- [Extracted data entries]
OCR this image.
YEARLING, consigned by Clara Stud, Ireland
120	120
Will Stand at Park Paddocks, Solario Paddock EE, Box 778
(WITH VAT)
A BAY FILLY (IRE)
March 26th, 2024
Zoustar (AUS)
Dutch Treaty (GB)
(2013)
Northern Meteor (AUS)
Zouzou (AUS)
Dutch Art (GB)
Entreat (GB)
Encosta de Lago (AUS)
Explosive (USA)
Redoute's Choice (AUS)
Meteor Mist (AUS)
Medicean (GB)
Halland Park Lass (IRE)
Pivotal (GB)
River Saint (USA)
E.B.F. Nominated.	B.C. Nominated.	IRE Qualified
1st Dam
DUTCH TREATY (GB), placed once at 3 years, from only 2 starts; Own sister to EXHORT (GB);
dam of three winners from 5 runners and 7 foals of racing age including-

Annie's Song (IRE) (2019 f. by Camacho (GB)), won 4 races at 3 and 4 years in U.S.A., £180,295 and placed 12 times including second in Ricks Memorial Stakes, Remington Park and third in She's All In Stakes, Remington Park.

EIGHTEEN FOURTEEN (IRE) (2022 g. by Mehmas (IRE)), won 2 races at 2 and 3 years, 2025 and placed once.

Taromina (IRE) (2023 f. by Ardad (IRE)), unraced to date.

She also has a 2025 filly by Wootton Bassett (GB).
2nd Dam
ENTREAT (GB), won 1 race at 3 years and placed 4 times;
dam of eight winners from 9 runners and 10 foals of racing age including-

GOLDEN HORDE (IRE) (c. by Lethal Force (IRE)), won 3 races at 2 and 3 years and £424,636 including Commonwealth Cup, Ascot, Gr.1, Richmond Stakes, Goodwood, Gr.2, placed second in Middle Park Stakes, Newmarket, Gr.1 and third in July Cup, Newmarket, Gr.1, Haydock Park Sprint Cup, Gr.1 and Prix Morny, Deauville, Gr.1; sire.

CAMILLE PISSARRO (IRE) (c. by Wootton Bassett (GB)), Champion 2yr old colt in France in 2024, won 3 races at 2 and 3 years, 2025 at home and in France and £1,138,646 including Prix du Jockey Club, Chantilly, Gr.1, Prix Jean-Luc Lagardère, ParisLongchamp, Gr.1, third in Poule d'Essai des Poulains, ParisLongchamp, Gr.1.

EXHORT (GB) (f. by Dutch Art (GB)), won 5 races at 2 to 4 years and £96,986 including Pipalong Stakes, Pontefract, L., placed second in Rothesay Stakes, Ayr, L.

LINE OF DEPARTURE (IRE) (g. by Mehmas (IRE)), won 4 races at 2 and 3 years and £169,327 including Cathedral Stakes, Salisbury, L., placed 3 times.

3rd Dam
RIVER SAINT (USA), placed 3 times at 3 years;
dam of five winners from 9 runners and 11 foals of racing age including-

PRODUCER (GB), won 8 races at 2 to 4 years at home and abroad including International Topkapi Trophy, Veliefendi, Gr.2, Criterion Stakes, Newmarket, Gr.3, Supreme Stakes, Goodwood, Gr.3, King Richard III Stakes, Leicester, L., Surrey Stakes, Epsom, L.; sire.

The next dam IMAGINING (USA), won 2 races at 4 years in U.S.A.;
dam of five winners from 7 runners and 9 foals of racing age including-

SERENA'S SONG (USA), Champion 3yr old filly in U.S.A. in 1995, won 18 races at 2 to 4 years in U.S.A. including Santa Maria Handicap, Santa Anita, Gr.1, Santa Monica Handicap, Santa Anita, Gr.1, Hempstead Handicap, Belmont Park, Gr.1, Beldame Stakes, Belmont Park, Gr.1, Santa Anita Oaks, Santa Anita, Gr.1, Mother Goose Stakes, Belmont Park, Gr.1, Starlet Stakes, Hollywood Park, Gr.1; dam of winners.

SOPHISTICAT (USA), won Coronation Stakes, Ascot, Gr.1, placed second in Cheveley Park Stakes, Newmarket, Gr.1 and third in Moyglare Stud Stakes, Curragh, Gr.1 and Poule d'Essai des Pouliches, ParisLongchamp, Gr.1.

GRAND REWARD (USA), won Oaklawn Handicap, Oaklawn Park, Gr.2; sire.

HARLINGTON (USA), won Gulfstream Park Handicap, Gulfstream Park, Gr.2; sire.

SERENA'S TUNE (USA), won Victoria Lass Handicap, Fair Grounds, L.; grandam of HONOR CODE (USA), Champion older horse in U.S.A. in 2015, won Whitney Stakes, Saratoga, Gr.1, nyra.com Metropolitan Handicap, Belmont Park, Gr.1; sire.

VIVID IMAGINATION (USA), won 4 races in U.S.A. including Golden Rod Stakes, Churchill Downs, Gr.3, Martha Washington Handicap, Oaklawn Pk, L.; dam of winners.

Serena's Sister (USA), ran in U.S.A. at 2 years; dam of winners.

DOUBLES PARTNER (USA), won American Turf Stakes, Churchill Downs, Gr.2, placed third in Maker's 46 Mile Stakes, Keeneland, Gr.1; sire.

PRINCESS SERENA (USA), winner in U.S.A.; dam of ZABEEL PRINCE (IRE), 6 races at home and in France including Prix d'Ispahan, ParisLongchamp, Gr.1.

- [Task] The whole listing above needs to be written out again exactly.

- [Right answer]
OCR this image.
YEARLING, consigned by Clara Stud, Ireland
120	120
Will Stand at Park Paddocks, Solario Paddock EE, Box 778
(WITH VAT)
A BAY FILLY (IRE)
March 26th, 2024
Zoustar (AUS)
Dutch Treaty (GB)
(2013)
Northern Meteor (AUS)
Zouzou (AUS)
Dutch Art (GB)
Entreat (GB)
Encosta de Lago (AUS)
Explosive (USA)
Redoute's Choice (AUS)
Meteor Mist (AUS)
Medicean (GB)
Halland Park Lass (IRE)
Pivotal (GB)
River Saint (USA)
E.B.F. Nominated.	B.C. Nominated.	IRE Qualified
1st Dam
DUTCH TREATY (GB), placed once at 3 years, from only 2 starts; Own sister to EXHORT (GB);
dam of three winners from 5 runners and 7 foals of racing age including-

Annie's Song (IRE) (2019 f. by Camacho (GB)), won 4 races at 3 and 4 years in U.S.A., £180,295 and placed 12 times including second in Ricks Memorial Stakes, Remington Park and third in She's All In Stakes, Remington Park.

EIGHTEEN FOURTEEN (IRE) (2022 g. by Mehmas (IRE)), won 2 races at 2 and 3 years, 2025 and placed once.

Taromina (IRE) (2023 f. by Ardad (IRE)), unraced to date.

She also has a 2025 filly by Wootton Bassett (GB).
2nd Dam
ENTREAT (GB), won 1 race at 3 years and placed 4 times;
dam of eight winners from 9 runners and 10 foals of racing age including-

GOLDEN HORDE (IRE) (c. by Lethal Force (IRE)), won 3 races at 2 and 3 years and £424,636 including Commonwealth Cup, Ascot, Gr.1, Richmond Stakes, Goodwood, Gr.2, placed second in Middle Park Stakes, Newmarket, Gr.1 and third in July Cup, Newmarket, Gr.1, Haydock Park Sprint Cup, Gr.1 and Prix Morny, Deauville, Gr.1; sire.

CAMILLE PISSARRO (IRE) (c. by Wootton Bassett (GB)), Champion 2yr old colt in France in 2024, won 3 races at 2 and 3 years, 2025 at home and in France and £1,138,646 including Prix du Jockey Club, Chantilly, Gr.1, Prix Jean-Luc Lagardère, ParisLongchamp, Gr.1, third in Poule d'Essai des Poulains, ParisLongchamp, Gr.1.

EXHORT (GB) (f. by Dutch Art (GB)), won 5 races at 2 to 4 years and £96,986 including Pipalong Stakes, Pontefract, L., placed second in Rothesay Stakes, Ayr, L.

LINE OF DEPARTURE (IRE) (g. by Mehmas (IRE)), won 4 races at 2 and 3 years and £169,327 including Cathedral Stakes, Salisbury, L., placed 3 times.

3rd Dam
RIVER SAINT (USA), placed 3 times at 3 years;
dam of five winners from 9 runners and 11 foals of racing age including-

PRODUCER (GB), won 8 races at 2 to 4 years at home and abroad including International Topkapi Trophy, Veliefendi, Gr.2, Criterion Stakes, Newmarket, Gr.3, Supreme Stakes, Goodwood, Gr.3, King Richard III Stakes, Leicester, L., Surrey Stakes, Epsom, L.; sire.

The next dam IMAGINING (USA), won 2 races at 4 years in U.S.A.;
dam of five winners from 7 runners and 9 foals of racing age including-

SERENA'S SONG (USA), Champion 3yr old filly in U.S.A. in 1995, won 18 races at 2 to 4 years in U.S.A. including Santa Maria Handicap, Santa Anita, Gr.1, Santa Monica Handicap, Santa Anita, Gr.1, Hempstead Handicap, Belmont Park, Gr.1, Beldame Stakes, Belmont Park, Gr.1, Santa Anita Oaks, Santa Anita, Gr.1, Mother Goose Stakes, Belmont Park, Gr.1, Starlet Stakes, Hollywood Park, Gr.1; dam of winners.

SOPHISTICAT (USA), won Coronation Stakes, Ascot, Gr.1, placed second in Cheveley Park Stakes, Newmarket, Gr.1 and third in Moyglare Stud Stakes, Curragh, Gr.1 and Poule d'Essai des Pouliches, ParisLongchamp, Gr.1.

GRAND REWARD (USA), won Oaklawn Handicap, Oaklawn Park, Gr.2; sire.

HARLINGTON (USA), won Gulfstream Park Handicap, Gulfstream Park, Gr.2; sire.

SERENA'S TUNE (USA), won Victoria Lass Handicap, Fair Grounds, L.; grandam of HONOR CODE (USA), Champion older horse in U.S.A. in 2015, won Whitney Stakes, Saratoga, Gr.1, nyra.com Metropolitan Handicap, Belmont Park, Gr.1; sire.

VIVID IMAGINATION (USA), won 4 races in U.S.A. including Golden Rod Stakes, Churchill Downs, Gr.3, Martha Washington Handicap, Oaklawn Pk, L.; dam of winners.

Serena's Sister (USA), ran in U.S.A. at 2 years; dam of winners.

DOUBLES PARTNER (USA), won American Turf Stakes, Churchill Downs, Gr.2, placed third in Maker's 46 Mile Stakes, Keeneland, Gr.1; sire.

PRINCESS SERENA (USA), winner in U.S.A.; dam of ZABEEL PRINCE (IRE), 6 races at home and in France including Prix d'Ispahan, ParisLongchamp, Gr.1.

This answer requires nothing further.